>> Begin INFORMATION GIVEN

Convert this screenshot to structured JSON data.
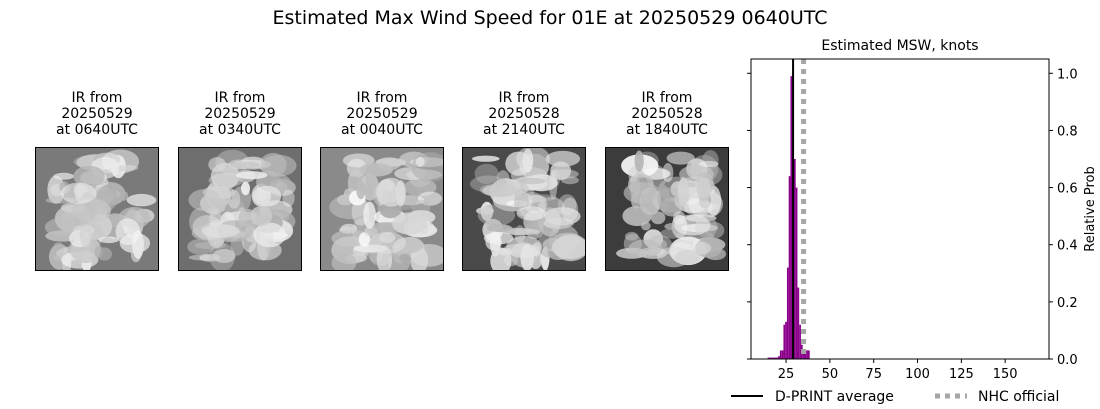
{
  "figure": {
    "title": "Estimated Max Wind Speed for 01E at 20250529 0640UTC"
  },
  "ir_panels": [
    {
      "line1": "IR from",
      "line2": "20250529",
      "line3": "at 0640UTC"
    },
    {
      "line1": "IR from",
      "line2": "20250529",
      "line3": "at 0340UTC"
    },
    {
      "line1": "IR from",
      "line2": "20250529",
      "line3": "at 0040UTC"
    },
    {
      "line1": "IR from",
      "line2": "20250528",
      "line3": "at 2140UTC"
    },
    {
      "line1": "IR from",
      "line2": "20250528",
      "line3": "at 1840UTC"
    }
  ],
  "chart_data": {
    "type": "bar",
    "title": "Estimated MSW, knots",
    "ylabel": "Relative Prob",
    "xlabel": "",
    "xlim": [
      5,
      175
    ],
    "ylim": [
      0,
      1.05
    ],
    "x_ticks": [
      25,
      50,
      75,
      100,
      125,
      150
    ],
    "y_ticks": [
      0.0,
      0.2,
      0.4,
      0.6,
      0.8,
      1.0
    ],
    "y_tick_labels": [
      "0.0",
      "0.2",
      "0.4",
      "0.6",
      "0.8",
      "1.0"
    ],
    "bin_width": 1,
    "bars": [
      {
        "x": 15,
        "y": 0.005
      },
      {
        "x": 16,
        "y": 0.005
      },
      {
        "x": 17,
        "y": 0.005
      },
      {
        "x": 18,
        "y": 0.005
      },
      {
        "x": 19,
        "y": 0.005
      },
      {
        "x": 20,
        "y": 0.005
      },
      {
        "x": 21,
        "y": 0.01
      },
      {
        "x": 22,
        "y": 0.03
      },
      {
        "x": 23,
        "y": 0.03
      },
      {
        "x": 24,
        "y": 0.12
      },
      {
        "x": 25,
        "y": 0.13
      },
      {
        "x": 26,
        "y": 0.32
      },
      {
        "x": 27,
        "y": 0.64
      },
      {
        "x": 28,
        "y": 0.99
      },
      {
        "x": 29,
        "y": 0.72
      },
      {
        "x": 30,
        "y": 0.7
      },
      {
        "x": 31,
        "y": 0.6
      },
      {
        "x": 32,
        "y": 0.25
      },
      {
        "x": 33,
        "y": 0.12
      },
      {
        "x": 34,
        "y": 0.05
      },
      {
        "x": 35,
        "y": 0.03
      },
      {
        "x": 36,
        "y": 0.03
      },
      {
        "x": 37,
        "y": 0.03
      },
      {
        "x": 38,
        "y": 0.03
      }
    ],
    "bar_color": "#8b008b",
    "dprint_average": 29,
    "nhc_official": 35,
    "legend": {
      "dprint_label": "D-PRINT average",
      "nhc_label": "NHC official"
    },
    "line_color": "#000000",
    "nhc_color": "#a6a6a6"
  }
}
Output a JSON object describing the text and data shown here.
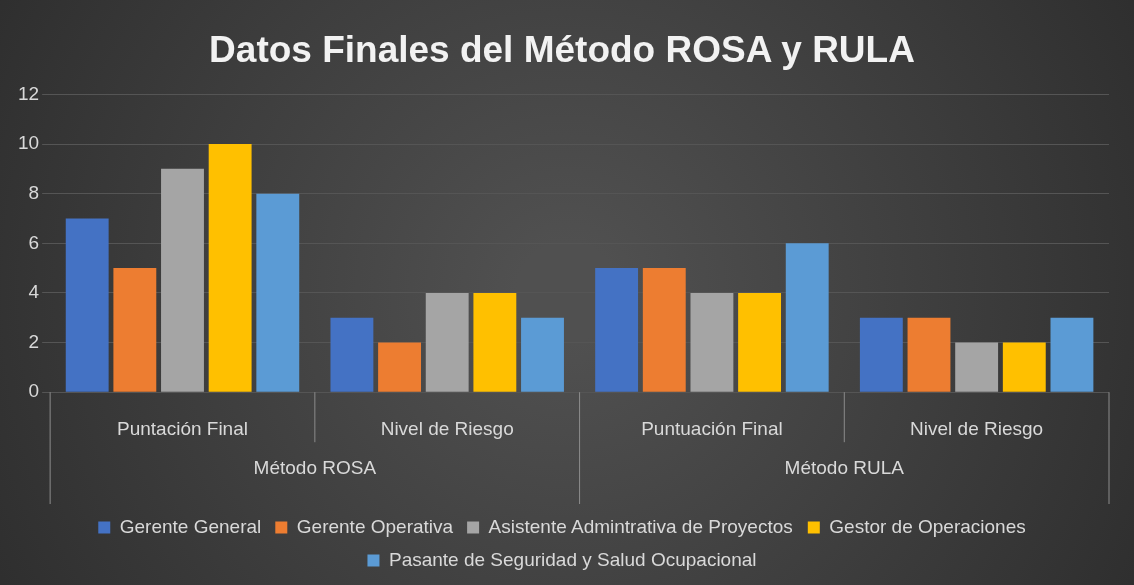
{
  "chart_data": {
    "type": "bar",
    "title": "Datos Finales del Método ROSA y RULA",
    "categories": [
      "Puntación Final",
      "Nivel de Riesgo",
      "Puntuación Final",
      "Nivel de Riesgo"
    ],
    "annotations": [
      "Método ROSA",
      "Método RULA"
    ],
    "series": [
      {
        "name": "Gerente General",
        "color": "#4472c4",
        "values": [
          7,
          3,
          5,
          3
        ]
      },
      {
        "name": "Gerente Operativa",
        "color": "#ed7d31",
        "values": [
          5,
          2,
          5,
          3
        ]
      },
      {
        "name": "Asistente Admintrativa de Proyectos",
        "color": "#a5a5a5",
        "values": [
          9,
          4,
          4,
          2
        ]
      },
      {
        "name": "Gestor de Operaciones",
        "color": "#ffc000",
        "values": [
          10,
          4,
          4,
          2
        ]
      },
      {
        "name": "Pasante de Seguridad y Salud Ocupacional",
        "color": "#5b9bd5",
        "values": [
          8,
          3,
          6,
          3
        ]
      }
    ],
    "ylim": [
      0,
      12
    ],
    "yticks": [
      0,
      2,
      4,
      6,
      8,
      10,
      12
    ],
    "grid": "y",
    "legend": "bottom"
  }
}
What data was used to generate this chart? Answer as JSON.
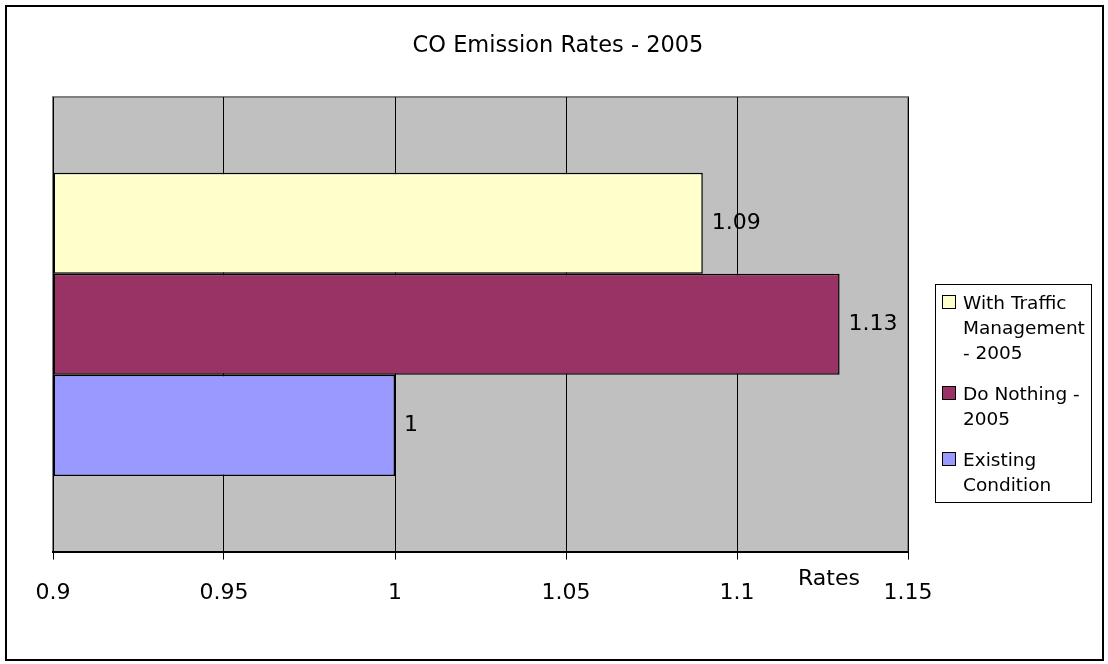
{
  "chart_data": {
    "type": "bar",
    "orientation": "horizontal",
    "title": "CO Emission Rates - 2005",
    "xlabel": "Rates",
    "categories": [
      null
    ],
    "series": [
      {
        "name": "With Traffic Management - 2005",
        "color": "#ffffcc",
        "values": [
          1.09
        ]
      },
      {
        "name": "Do Nothing - 2005",
        "color": "#993366",
        "values": [
          1.13
        ]
      },
      {
        "name": "Existing Condition",
        "color": "#9999ff",
        "values": [
          1
        ]
      }
    ],
    "xlim": [
      0.9,
      1.15
    ],
    "xticks": [
      0.9,
      0.95,
      1,
      1.05,
      1.1,
      1.15
    ],
    "grid": "x",
    "legend": "right",
    "data_labels": true
  }
}
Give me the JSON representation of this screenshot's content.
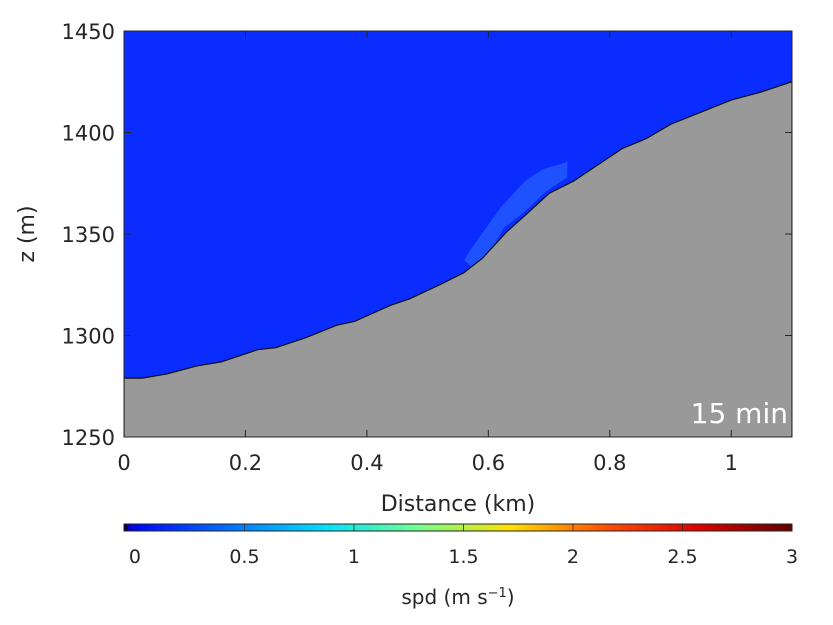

>> End INFORMATION GIVEN

:: EXERCISE TASK ::
Extract the full listing above verbatim; pictures are to be left out of the copy.

:: WRITTEN SOLUTION ::
Convert this screenshot to structured JSON data.
{
  "figure": {
    "title": "Estimated Max Wind Speed for 01E at 20250529 0640UTC"
  },
  "ir_panels": [
    {
      "line1": "IR from",
      "line2": "20250529",
      "line3": "at 0640UTC"
    },
    {
      "line1": "IR from",
      "line2": "20250529",
      "line3": "at 0340UTC"
    },
    {
      "line1": "IR from",
      "line2": "20250529",
      "line3": "at 0040UTC"
    },
    {
      "line1": "IR from",
      "line2": "20250528",
      "line3": "at 2140UTC"
    },
    {
      "line1": "IR from",
      "line2": "20250528",
      "line3": "at 1840UTC"
    }
  ],
  "chart_data": {
    "type": "bar",
    "title": "Estimated MSW, knots",
    "ylabel": "Relative Prob",
    "xlabel": "",
    "xlim": [
      5,
      175
    ],
    "ylim": [
      0,
      1.05
    ],
    "x_ticks": [
      25,
      50,
      75,
      100,
      125,
      150
    ],
    "y_ticks": [
      0.0,
      0.2,
      0.4,
      0.6,
      0.8,
      1.0
    ],
    "y_tick_labels": [
      "0.0",
      "0.2",
      "0.4",
      "0.6",
      "0.8",
      "1.0"
    ],
    "bin_width": 1,
    "bars": [
      {
        "x": 15,
        "y": 0.005
      },
      {
        "x": 16,
        "y": 0.005
      },
      {
        "x": 17,
        "y": 0.005
      },
      {
        "x": 18,
        "y": 0.005
      },
      {
        "x": 19,
        "y": 0.005
      },
      {
        "x": 20,
        "y": 0.005
      },
      {
        "x": 21,
        "y": 0.01
      },
      {
        "x": 22,
        "y": 0.03
      },
      {
        "x": 23,
        "y": 0.03
      },
      {
        "x": 24,
        "y": 0.12
      },
      {
        "x": 25,
        "y": 0.13
      },
      {
        "x": 26,
        "y": 0.32
      },
      {
        "x": 27,
        "y": 0.64
      },
      {
        "x": 28,
        "y": 0.99
      },
      {
        "x": 29,
        "y": 0.72
      },
      {
        "x": 30,
        "y": 0.7
      },
      {
        "x": 31,
        "y": 0.6
      },
      {
        "x": 32,
        "y": 0.25
      },
      {
        "x": 33,
        "y": 0.12
      },
      {
        "x": 34,
        "y": 0.05
      },
      {
        "x": 35,
        "y": 0.03
      },
      {
        "x": 36,
        "y": 0.03
      },
      {
        "x": 37,
        "y": 0.03
      },
      {
        "x": 38,
        "y": 0.03
      }
    ],
    "bar_color": "#8b008b",
    "dprint_average": 29,
    "nhc_official": 35,
    "legend": {
      "dprint_label": "D-PRINT average",
      "nhc_label": "NHC official"
    },
    "line_color": "#000000",
    "nhc_color": "#a6a6a6"
  }
}
Output a JSON object describing the text and data shown here.
{
  "chart_data": {
    "type": "bar",
    "title": "Datos Finales del Método ROSA y RULA",
    "categories": [
      "Puntación Final",
      "Nivel de Riesgo",
      "Puntuación Final",
      "Nivel de Riesgo"
    ],
    "annotations": [
      "Método ROSA",
      "Método RULA"
    ],
    "series": [
      {
        "name": "Gerente General",
        "color": "#4472c4",
        "values": [
          7,
          3,
          5,
          3
        ]
      },
      {
        "name": "Gerente Operativa",
        "color": "#ed7d31",
        "values": [
          5,
          2,
          5,
          3
        ]
      },
      {
        "name": "Asistente Admintrativa de Proyectos",
        "color": "#a5a5a5",
        "values": [
          9,
          4,
          4,
          2
        ]
      },
      {
        "name": "Gestor de Operaciones",
        "color": "#ffc000",
        "values": [
          10,
          4,
          4,
          2
        ]
      },
      {
        "name": "Pasante de Seguridad y Salud Ocupacional",
        "color": "#5b9bd5",
        "values": [
          8,
          3,
          6,
          3
        ]
      }
    ],
    "ylim": [
      0,
      12
    ],
    "yticks": [
      0,
      2,
      4,
      6,
      8,
      10,
      12
    ],
    "grid": "y",
    "legend": "bottom"
  }
}
What data was used to generate this chart? Answer as JSON.
{
  "chart_data": {
    "type": "bar",
    "orientation": "horizontal",
    "title": "CO Emission Rates - 2005",
    "xlabel": "Rates",
    "categories": [
      null
    ],
    "series": [
      {
        "name": "With Traffic Management - 2005",
        "color": "#ffffcc",
        "values": [
          1.09
        ]
      },
      {
        "name": "Do Nothing - 2005",
        "color": "#993366",
        "values": [
          1.13
        ]
      },
      {
        "name": "Existing Condition",
        "color": "#9999ff",
        "values": [
          1
        ]
      }
    ],
    "xlim": [
      0.9,
      1.15
    ],
    "xticks": [
      0.9,
      0.95,
      1,
      1.05,
      1.1,
      1.15
    ],
    "grid": "x",
    "legend": "right",
    "data_labels": true
  }
}
Give me the JSON representation of this screenshot's content.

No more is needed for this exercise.